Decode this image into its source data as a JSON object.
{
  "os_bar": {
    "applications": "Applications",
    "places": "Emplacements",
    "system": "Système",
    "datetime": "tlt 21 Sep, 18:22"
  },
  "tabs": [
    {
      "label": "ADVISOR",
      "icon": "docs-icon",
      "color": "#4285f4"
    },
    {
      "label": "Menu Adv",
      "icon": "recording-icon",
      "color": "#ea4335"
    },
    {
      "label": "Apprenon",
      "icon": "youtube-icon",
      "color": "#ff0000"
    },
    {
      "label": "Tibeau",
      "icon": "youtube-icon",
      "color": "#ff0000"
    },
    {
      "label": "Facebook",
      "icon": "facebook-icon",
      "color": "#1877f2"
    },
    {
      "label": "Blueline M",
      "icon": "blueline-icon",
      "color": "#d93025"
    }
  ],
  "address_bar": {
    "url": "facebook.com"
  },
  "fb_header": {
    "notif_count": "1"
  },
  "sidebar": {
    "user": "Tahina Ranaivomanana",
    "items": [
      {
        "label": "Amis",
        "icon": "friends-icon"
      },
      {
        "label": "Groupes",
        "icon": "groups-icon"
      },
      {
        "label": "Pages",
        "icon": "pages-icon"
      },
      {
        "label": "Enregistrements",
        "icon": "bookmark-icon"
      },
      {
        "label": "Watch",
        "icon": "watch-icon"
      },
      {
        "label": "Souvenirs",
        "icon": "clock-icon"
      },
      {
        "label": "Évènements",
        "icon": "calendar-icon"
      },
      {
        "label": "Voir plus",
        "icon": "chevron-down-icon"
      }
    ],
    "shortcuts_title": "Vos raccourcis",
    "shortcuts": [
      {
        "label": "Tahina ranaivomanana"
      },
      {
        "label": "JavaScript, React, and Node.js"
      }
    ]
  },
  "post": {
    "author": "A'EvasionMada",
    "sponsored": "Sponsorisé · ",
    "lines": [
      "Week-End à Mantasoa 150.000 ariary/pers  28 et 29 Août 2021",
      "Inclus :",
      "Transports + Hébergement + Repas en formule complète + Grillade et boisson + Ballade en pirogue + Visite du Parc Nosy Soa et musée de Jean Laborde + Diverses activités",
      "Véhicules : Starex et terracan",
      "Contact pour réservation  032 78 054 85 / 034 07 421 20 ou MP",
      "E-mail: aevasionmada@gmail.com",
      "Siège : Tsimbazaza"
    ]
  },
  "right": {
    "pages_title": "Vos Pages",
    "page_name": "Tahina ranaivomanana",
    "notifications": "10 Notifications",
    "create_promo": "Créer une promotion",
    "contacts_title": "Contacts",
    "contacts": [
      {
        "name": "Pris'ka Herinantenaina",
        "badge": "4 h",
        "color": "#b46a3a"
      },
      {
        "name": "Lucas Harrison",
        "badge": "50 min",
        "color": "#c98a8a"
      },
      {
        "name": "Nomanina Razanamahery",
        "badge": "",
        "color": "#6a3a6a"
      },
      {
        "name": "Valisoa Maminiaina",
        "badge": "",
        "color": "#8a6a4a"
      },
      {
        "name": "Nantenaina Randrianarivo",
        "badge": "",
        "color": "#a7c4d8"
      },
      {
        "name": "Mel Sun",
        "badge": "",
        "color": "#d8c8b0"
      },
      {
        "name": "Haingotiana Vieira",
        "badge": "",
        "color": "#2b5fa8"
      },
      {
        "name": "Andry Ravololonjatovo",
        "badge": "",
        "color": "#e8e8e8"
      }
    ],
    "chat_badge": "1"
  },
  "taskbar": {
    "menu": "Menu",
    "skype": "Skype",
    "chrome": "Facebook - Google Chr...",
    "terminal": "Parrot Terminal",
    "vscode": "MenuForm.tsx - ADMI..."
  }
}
────────────────────────────────────────
» Problem requirements:
Transcribe the material above in its entirety. Match it exactly.

» Right answer:
Decode this image into its source data as a JSON object.
{
  "os_bar": {
    "applications": "Applications",
    "places": "Emplacements",
    "system": "Système",
    "datetime": "tlt 21 Sep, 18:22"
  },
  "tabs": [
    {
      "label": "ADVISOR",
      "icon": "docs-icon",
      "color": "#4285f4"
    },
    {
      "label": "Menu Adv",
      "icon": "recording-icon",
      "color": "#ea4335"
    },
    {
      "label": "Apprenon",
      "icon": "youtube-icon",
      "color": "#ff0000"
    },
    {
      "label": "Tibeau",
      "icon": "youtube-icon",
      "color": "#ff0000"
    },
    {
      "label": "Facebook",
      "icon": "facebook-icon",
      "color": "#1877f2"
    },
    {
      "label": "Blueline M",
      "icon": "blueline-icon",
      "color": "#d93025"
    }
  ],
  "address_bar": {
    "url": "facebook.com"
  },
  "fb_header": {
    "notif_count": "1"
  },
  "sidebar": {
    "user": "Tahina Ranaivomanana",
    "items": [
      {
        "label": "Amis",
        "icon": "friends-icon"
      },
      {
        "label": "Groupes",
        "icon": "groups-icon"
      },
      {
        "label": "Pages",
        "icon": "pages-icon"
      },
      {
        "label": "Enregistrements",
        "icon": "bookmark-icon"
      },
      {
        "label": "Watch",
        "icon": "watch-icon"
      },
      {
        "label": "Souvenirs",
        "icon": "clock-icon"
      },
      {
        "label": "Évènements",
        "icon": "calendar-icon"
      },
      {
        "label": "Voir plus",
        "icon": "chevron-down-icon"
      }
    ],
    "shortcuts_title": "Vos raccourcis",
    "shortcuts": [
      {
        "label": "Tahina ranaivomanana"
      },
      {
        "label": "JavaScript, React, and Node.js"
      }
    ]
  },
  "post": {
    "author": "A'EvasionMada",
    "sponsored": "Sponsorisé · ",
    "lines": [
      "Week-End à Mantasoa 150.000 ariary/pers  28 et 29 Août 2021",
      "Inclus :",
      "Transports + Hébergement + Repas en formule complète + Grillade et boisson + Ballade en pirogue + Visite du Parc Nosy Soa et musée de Jean Laborde + Diverses activités",
      "Véhicules : Starex et terracan",
      "Contact pour réservation  032 78 054 85 / 034 07 421 20 ou MP",
      "E-mail: aevasionmada@gmail.com",
      "Siège : Tsimbazaza"
    ]
  },
  "right": {
    "pages_title": "Vos Pages",
    "page_name": "Tahina ranaivomanana",
    "notifications": "10 Notifications",
    "create_promo": "Créer une promotion",
    "contacts_title": "Contacts",
    "contacts": [
      {
        "name": "Pris'ka Herinantenaina",
        "badge": "4 h",
        "color": "#b46a3a"
      },
      {
        "name": "Lucas Harrison",
        "badge": "50 min",
        "color": "#c98a8a"
      },
      {
        "name": "Nomanina Razanamahery",
        "badge": "",
        "color": "#6a3a6a"
      },
      {
        "name": "Valisoa Maminiaina",
        "badge": "",
        "color": "#8a6a4a"
      },
      {
        "name": "Nantenaina Randrianarivo",
        "badge": "",
        "color": "#a7c4d8"
      },
      {
        "name": "Mel Sun",
        "badge": "",
        "color": "#d8c8b0"
      },
      {
        "name": "Haingotiana Vieira",
        "badge": "",
        "color": "#2b5fa8"
      },
      {
        "name": "Andry Ravololonjatovo",
        "badge": "",
        "color": "#e8e8e8"
      }
    ],
    "chat_badge": "1"
  },
  "taskbar": {
    "menu": "Menu",
    "skype": "Skype",
    "chrome": "Facebook - Google Chr...",
    "terminal": "Parrot Terminal",
    "vscode": "MenuForm.tsx - ADMI..."
  }
}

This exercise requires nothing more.